Aufgaben:
1 – Übersetze aus der Trauerpredigt den Satz „Ich bin mir sicher, dass unsere Verstorbene sich mit diesem Wort selbst getröstet hat.“ ins Englische.
2 – Führe die Trauerpredigt über das Wort „Euer Herz erschrecke nicht!“ im Anschluss an ihren letzten Satz fort.

Er sagte: „Euer Herz erschrecke nicht!“ Also: „Habt keine Angst!“ Ich bin mir sicher, dass unsere Verstorbene sich mit diesem Wort selbst getröstet hat. Es hat ja in ihrem Leben durchaus Stunden und Tage der Angst gegeben, auch Stunden und Tage der Not – innere wie äußere Not. Zum Beispiel musste sie wie so viele andere Menschen ihrer Generation Hals über Kopf die Heimat verlassen und einen schweren Weg in eine ungewisse Zukunft antreten. Begleitet hat sie dabei der Trost: Jesus geht ja mit, was sollte ich mich da fürchten? Und so ruft sie auch uns allen heute mit diesem Gotteswort zu: Euer Herz erschrecke nicht!

Bereitgestelltes Material:

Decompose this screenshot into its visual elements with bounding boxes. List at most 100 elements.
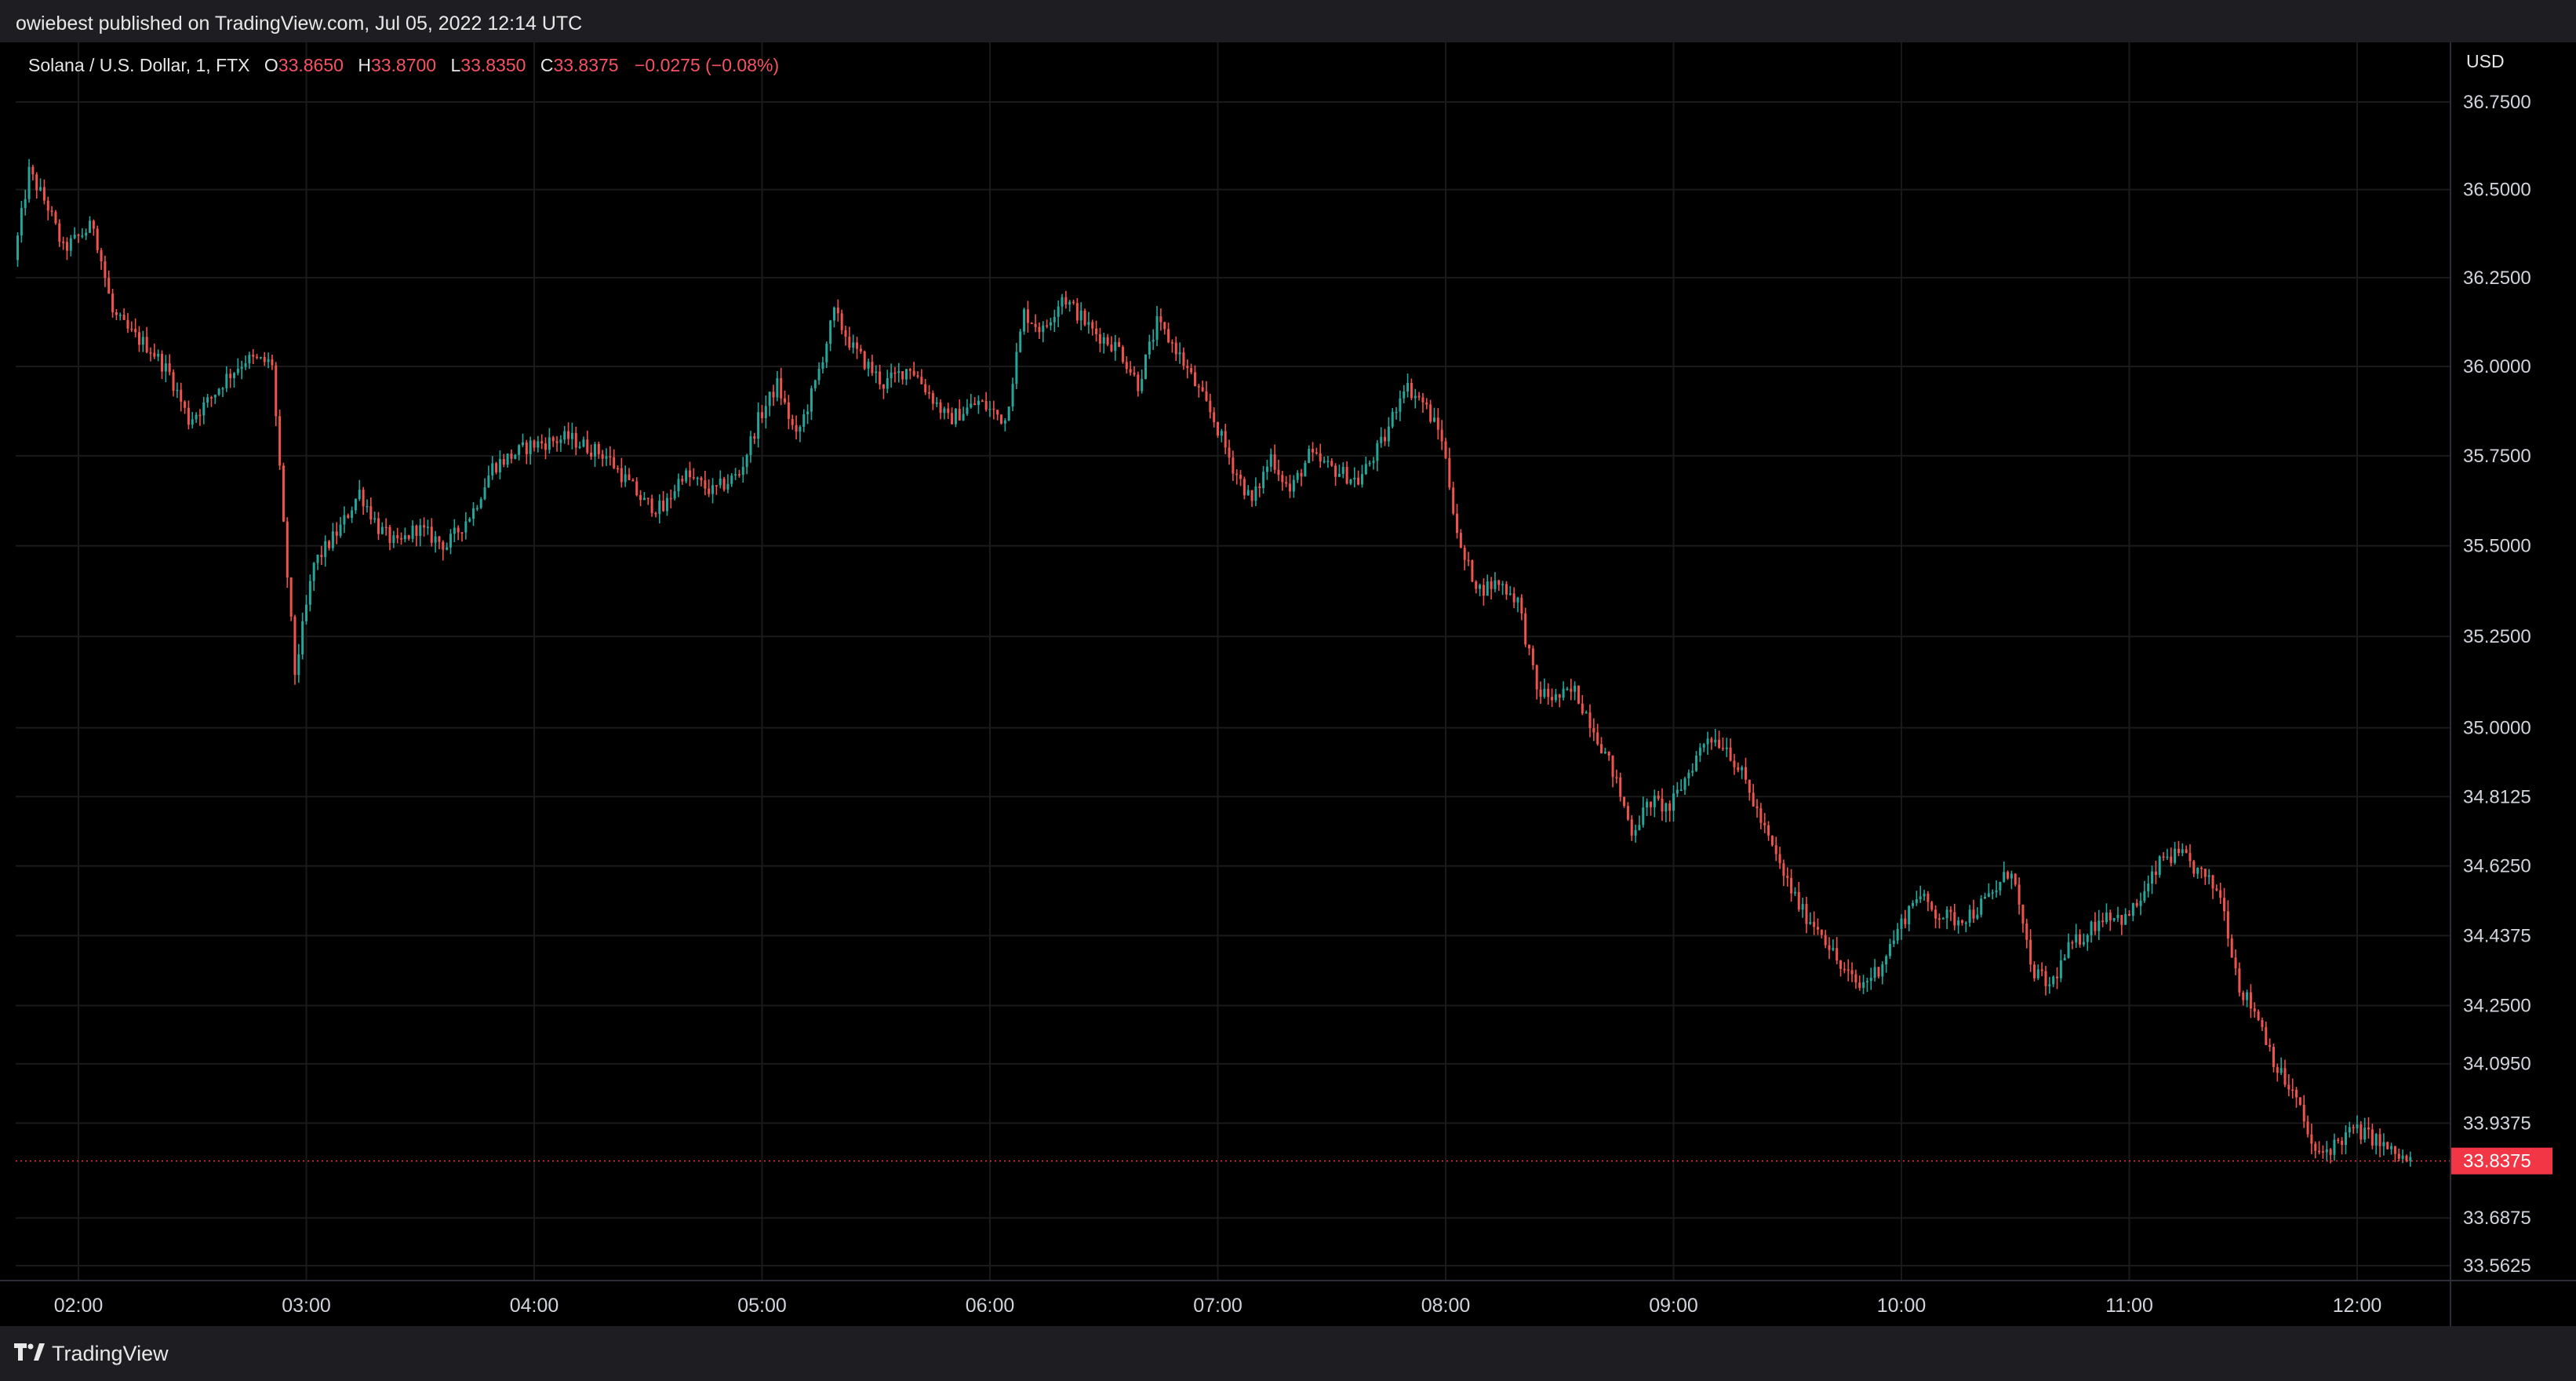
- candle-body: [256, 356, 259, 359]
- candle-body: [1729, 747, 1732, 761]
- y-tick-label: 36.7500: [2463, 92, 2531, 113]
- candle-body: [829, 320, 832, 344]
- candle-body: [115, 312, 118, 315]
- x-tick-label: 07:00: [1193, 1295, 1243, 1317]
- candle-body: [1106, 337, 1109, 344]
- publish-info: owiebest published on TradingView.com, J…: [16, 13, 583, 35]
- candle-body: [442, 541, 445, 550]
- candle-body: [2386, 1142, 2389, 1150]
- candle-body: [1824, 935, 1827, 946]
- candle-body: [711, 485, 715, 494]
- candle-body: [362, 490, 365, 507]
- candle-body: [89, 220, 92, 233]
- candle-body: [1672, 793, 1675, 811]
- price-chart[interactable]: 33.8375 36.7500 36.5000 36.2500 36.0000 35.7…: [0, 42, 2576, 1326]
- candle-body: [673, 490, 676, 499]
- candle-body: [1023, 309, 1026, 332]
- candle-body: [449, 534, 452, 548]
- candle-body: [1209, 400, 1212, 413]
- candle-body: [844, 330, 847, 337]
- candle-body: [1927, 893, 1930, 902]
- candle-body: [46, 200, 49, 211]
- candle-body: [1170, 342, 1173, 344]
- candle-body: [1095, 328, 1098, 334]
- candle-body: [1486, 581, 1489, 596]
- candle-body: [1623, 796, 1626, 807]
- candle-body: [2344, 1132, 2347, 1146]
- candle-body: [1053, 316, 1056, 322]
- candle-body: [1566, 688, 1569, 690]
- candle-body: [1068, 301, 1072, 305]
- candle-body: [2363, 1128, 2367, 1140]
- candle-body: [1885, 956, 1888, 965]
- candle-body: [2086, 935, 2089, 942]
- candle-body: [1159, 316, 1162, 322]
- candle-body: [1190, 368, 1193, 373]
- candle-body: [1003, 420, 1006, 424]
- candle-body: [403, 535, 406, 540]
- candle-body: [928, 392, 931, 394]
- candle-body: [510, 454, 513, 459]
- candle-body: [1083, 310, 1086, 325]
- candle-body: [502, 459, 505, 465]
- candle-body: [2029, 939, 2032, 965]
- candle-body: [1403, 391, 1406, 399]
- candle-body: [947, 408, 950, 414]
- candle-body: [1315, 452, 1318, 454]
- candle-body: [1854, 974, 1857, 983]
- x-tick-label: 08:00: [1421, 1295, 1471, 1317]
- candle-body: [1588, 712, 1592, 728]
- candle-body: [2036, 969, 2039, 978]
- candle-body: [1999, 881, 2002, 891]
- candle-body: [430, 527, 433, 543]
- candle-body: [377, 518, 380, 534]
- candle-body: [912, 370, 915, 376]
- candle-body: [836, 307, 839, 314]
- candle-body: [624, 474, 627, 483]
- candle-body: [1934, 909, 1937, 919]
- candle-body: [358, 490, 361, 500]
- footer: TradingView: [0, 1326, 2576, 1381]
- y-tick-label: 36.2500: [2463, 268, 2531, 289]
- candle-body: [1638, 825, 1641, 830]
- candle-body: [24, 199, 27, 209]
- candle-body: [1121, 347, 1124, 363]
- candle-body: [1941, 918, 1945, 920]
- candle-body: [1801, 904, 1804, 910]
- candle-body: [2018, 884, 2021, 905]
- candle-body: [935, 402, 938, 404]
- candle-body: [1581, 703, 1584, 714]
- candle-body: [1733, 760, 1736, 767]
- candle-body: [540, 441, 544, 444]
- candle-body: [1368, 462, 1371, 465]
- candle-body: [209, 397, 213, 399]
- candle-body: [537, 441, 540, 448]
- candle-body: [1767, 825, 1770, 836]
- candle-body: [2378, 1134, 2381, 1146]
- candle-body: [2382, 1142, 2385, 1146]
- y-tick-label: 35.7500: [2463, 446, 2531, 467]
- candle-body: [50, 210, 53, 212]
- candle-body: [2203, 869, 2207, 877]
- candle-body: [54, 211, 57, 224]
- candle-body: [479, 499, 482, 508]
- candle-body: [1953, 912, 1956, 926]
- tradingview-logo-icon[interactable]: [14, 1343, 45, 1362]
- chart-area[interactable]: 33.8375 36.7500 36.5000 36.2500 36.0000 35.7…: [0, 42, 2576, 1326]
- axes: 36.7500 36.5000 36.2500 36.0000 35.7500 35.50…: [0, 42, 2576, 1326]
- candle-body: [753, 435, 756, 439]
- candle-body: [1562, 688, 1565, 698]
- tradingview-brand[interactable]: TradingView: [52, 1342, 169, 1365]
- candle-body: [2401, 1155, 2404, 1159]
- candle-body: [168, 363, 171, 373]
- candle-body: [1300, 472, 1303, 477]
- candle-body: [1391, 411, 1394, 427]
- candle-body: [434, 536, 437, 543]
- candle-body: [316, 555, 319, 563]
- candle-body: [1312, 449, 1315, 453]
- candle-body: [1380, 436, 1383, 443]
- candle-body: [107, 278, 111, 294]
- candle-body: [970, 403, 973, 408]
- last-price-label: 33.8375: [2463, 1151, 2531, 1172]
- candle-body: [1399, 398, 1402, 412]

==

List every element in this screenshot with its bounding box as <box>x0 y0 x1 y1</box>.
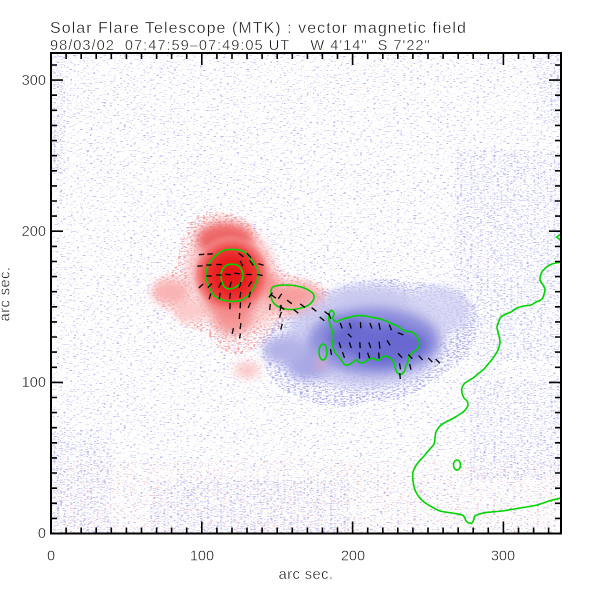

Antworten je Aufgabe:
1 – I am sure that our departed comforted herself with this word.

2 –
Weiter sagte Jesus: „Glaubt an Gott und glaubt an mich!“ Das sind nicht zwei ver­schiedene Glauben, sondern das ist ein und derselbe Glaube: das Vertrauen in Gott und das Vertrauen in Jesus. Denn ohne Jesus bleibt Gott uns fremd; wir zweifeln dann an seiner Liebe angesichts von viel Not und Elend in der Welt. Mit Jesus aber finden wir die Gewissheit, dass Gott uns trotz allem liebt, auch wenn uns diese Liebe unter Kreuz und Leid begegnet. Wer Jesus vertraut, der hat Gottes Zusage: Nichts trennt dich mehr von Gott, auch deine Sünde nicht; du gehörst zu ihm in Zeit und Ewigkeit. Dieser Glaube ist das rechte Gegenmittel gegen die Angst. Unsere Verstorbene hat selbst an Gott und seinen ein­geborenen Sohn Jesus Christus geglaubt und hat sich mit diesem Glauben in schweren Zeiten getröstet. Darum ruft sie uns heute noch einmal mit diesem Gotteswort zu: Glaubt an Gott und glaubt an den Heiland Jesus Christus!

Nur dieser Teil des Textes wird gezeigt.